## The records:
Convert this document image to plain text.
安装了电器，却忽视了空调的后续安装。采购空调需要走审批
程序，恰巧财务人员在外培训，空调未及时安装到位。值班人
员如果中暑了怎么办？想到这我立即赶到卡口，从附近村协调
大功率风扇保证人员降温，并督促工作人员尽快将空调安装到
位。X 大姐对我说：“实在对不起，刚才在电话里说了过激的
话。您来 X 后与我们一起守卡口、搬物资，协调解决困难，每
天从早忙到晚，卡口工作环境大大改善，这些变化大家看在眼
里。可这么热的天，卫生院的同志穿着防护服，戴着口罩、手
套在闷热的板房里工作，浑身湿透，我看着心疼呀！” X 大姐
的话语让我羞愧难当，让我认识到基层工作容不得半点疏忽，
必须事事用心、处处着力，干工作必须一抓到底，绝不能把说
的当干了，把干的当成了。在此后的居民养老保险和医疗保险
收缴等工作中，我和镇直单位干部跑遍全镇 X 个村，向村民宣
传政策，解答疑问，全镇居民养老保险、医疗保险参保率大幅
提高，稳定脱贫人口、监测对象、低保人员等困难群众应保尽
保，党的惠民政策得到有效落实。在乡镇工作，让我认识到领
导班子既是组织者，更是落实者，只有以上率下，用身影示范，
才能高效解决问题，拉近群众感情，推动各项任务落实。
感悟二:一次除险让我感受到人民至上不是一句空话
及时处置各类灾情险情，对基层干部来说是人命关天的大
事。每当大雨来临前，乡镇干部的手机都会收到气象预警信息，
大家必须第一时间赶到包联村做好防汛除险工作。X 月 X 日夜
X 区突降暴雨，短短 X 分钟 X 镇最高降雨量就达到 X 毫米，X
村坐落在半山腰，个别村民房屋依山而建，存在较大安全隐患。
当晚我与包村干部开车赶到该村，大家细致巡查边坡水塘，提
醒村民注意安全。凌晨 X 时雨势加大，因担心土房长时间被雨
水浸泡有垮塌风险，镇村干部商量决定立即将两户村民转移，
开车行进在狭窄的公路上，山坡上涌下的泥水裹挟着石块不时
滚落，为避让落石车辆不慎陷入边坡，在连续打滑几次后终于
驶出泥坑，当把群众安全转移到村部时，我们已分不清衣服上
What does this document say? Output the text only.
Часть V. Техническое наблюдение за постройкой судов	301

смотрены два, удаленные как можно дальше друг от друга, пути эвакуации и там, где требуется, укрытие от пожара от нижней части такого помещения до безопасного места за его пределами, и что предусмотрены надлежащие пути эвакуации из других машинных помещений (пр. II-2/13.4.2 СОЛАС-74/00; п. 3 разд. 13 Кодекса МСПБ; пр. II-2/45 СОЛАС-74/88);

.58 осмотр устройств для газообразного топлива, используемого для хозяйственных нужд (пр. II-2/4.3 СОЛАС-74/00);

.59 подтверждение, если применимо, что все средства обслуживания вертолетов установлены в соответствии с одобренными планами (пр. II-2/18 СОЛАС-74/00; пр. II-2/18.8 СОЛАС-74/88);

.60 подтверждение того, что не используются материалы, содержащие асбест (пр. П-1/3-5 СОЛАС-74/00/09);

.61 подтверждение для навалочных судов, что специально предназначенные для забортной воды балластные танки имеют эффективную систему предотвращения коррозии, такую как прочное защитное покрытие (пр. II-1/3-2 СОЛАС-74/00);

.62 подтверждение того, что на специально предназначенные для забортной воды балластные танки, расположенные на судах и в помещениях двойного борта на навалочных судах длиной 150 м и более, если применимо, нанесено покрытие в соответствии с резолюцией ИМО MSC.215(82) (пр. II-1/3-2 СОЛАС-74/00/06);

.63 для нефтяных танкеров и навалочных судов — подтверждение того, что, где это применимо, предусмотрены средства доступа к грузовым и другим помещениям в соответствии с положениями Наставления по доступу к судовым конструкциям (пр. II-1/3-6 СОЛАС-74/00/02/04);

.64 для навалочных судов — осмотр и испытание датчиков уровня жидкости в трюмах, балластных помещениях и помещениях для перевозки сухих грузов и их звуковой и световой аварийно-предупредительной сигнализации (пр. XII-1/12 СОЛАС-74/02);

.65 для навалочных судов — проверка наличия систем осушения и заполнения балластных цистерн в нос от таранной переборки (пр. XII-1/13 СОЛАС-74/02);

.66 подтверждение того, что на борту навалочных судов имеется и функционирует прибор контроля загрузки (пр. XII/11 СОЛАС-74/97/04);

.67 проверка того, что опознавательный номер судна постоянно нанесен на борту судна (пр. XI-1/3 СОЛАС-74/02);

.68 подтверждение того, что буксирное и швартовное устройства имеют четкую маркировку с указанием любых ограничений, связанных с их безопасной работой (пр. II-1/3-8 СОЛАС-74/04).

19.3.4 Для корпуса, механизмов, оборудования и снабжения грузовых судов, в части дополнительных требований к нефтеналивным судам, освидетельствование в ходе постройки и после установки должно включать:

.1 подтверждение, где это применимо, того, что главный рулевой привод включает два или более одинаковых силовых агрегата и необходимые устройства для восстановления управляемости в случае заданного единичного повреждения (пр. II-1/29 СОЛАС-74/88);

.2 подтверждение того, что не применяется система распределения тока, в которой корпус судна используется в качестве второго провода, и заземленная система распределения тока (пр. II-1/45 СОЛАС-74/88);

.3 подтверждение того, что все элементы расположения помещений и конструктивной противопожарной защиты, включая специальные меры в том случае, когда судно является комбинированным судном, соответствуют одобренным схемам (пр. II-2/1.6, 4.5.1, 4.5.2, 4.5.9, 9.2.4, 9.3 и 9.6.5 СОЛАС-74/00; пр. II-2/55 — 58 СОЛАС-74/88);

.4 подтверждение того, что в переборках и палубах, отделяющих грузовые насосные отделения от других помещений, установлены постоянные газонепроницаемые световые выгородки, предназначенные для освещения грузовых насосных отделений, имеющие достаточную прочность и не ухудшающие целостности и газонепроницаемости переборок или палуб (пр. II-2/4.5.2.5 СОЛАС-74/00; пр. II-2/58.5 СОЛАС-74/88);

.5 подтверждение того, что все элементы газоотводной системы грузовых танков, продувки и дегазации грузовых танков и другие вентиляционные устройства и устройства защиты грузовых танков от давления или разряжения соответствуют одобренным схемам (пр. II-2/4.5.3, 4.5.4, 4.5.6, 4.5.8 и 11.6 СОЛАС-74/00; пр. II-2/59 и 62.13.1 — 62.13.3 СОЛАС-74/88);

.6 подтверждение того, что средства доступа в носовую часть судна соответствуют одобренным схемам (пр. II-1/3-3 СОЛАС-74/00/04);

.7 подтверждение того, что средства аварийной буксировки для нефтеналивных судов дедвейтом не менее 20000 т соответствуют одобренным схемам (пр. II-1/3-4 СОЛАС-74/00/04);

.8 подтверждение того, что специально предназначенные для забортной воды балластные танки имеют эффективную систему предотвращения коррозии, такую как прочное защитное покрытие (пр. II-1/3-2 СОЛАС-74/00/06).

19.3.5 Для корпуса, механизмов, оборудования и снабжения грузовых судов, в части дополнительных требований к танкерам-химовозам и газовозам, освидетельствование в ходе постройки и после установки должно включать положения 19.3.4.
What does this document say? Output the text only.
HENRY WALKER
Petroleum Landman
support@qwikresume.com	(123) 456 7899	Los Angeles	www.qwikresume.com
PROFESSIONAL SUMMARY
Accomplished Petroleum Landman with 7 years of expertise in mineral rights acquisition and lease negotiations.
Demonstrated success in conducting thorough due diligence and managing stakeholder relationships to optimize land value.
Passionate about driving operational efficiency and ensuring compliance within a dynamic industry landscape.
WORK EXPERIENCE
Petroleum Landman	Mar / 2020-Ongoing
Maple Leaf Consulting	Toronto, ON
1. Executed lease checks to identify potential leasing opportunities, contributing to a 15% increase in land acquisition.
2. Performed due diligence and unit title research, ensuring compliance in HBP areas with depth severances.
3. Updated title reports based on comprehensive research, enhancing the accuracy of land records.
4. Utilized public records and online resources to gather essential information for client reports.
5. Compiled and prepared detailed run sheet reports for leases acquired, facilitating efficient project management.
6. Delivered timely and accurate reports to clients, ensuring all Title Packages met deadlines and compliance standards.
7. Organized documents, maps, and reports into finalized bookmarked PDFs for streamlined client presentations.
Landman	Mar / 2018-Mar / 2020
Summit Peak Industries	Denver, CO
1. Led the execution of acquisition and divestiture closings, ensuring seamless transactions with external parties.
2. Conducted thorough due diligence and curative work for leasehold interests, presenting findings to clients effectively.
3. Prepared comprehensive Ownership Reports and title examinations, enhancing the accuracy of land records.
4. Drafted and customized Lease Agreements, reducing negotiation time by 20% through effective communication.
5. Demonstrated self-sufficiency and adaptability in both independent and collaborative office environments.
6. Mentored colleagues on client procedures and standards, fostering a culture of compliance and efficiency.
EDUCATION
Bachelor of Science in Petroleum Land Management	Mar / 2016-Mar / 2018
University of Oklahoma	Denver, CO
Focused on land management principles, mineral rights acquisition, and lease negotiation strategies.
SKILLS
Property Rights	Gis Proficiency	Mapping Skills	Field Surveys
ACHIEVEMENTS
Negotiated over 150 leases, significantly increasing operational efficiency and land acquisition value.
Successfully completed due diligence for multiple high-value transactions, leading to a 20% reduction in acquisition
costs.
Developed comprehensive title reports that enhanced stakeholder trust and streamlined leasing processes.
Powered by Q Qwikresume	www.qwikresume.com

## Objective:
Give only the number of lines in the entries that contain "соответствии".

## Exercise output:
3